Work instructions »
Your task is to repeat the entries word for word while leaving out the pictures.

(Dataset entries)
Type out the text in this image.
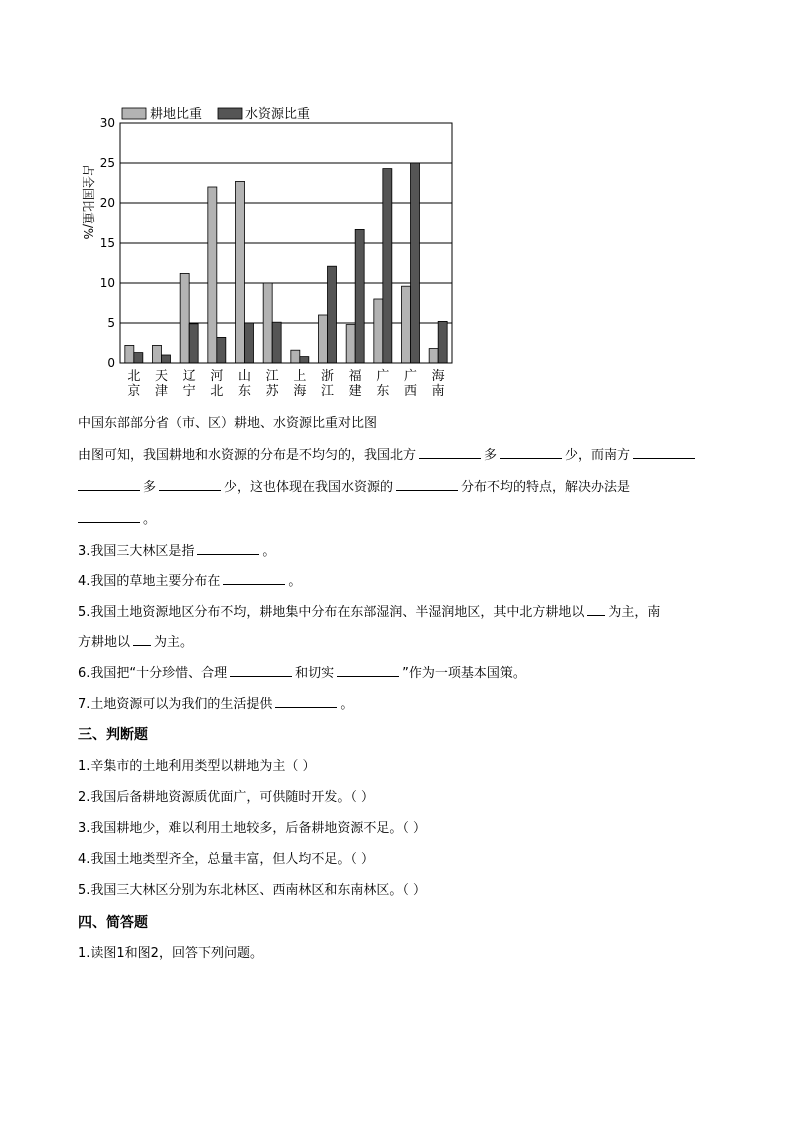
耕地比重	水资源比重
占全国比重/%
0
5
10
15
20
25
30
北
京
天
津
辽
宁
河
北
山
东
江
苏
上
海
浙
江
福
建
广
东
广
西
海
南
中国东部部分省（市、区）耕地、水资源比重对比图
由图可知，我国耕地和水资源的分布是不均匀的，我国北方	多	少，而南方
多	少，这也体现在我国水资源的	分布不均的特点，解决办法是
。
3.我国三大林区是指	。
4.我国的草地主要分布在	。
5.我国土地资源地区分布不均，耕地集中分布在东部湿润、半湿润地区，其中北方耕地以 为主，南
方耕地以 为主。
6.我国把“十分珍惜、合理	和切实	”作为一项基本国策。
7.土地资源可以为我们的生活提供	。
三、判断题
1.辛集市的土地利用类型以耕地为主（ ）
2.我国后备耕地资源质优面广，可供随时开发。（ ）
3.我国耕地少，难以利用土地较多，后备耕地资源不足。（ ）
4.我国土地类型齐全，总量丰富，但人均不足。（ ）
5.我国三大林区分别为东北林区、西南林区和东南林区。（ ）
四、简答题
1.读图1和图2，回答下列问题。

Written response »
Type out the text in this image.
耕地比重	水资源比重
占全国比重/%
0
5
10
15
20
25
30
北
京
天
津
辽
宁
河
北
山
东
江
苏
上
海
浙
江
福
建
广
东
广
西
海
南
中国东部部分省（市、区）耕地、水资源比重对比图
由图可知，我国耕地和水资源的分布是不均匀的，我国北方	多	少，而南方
多	少，这也体现在我国水资源的	分布不均的特点，解决办法是
。
3.我国三大林区是指	。
4.我国的草地主要分布在	。
5.我国土地资源地区分布不均，耕地集中分布在东部湿润、半湿润地区，其中北方耕地以 为主，南
方耕地以 为主。
6.我国把“十分珍惜、合理	和切实	”作为一项基本国策。
7.土地资源可以为我们的生活提供	。
三、判断题
1.辛集市的土地利用类型以耕地为主（ ）
2.我国后备耕地资源质优面广，可供随时开发。（ ）
3.我国耕地少，难以利用土地较多，后备耕地资源不足。（ ）
4.我国土地类型齐全，总量丰富，但人均不足。（ ）
5.我国三大林区分别为东北林区、西南林区和东南林区。（ ）
四、简答题
1.读图1和图2，回答下列问题。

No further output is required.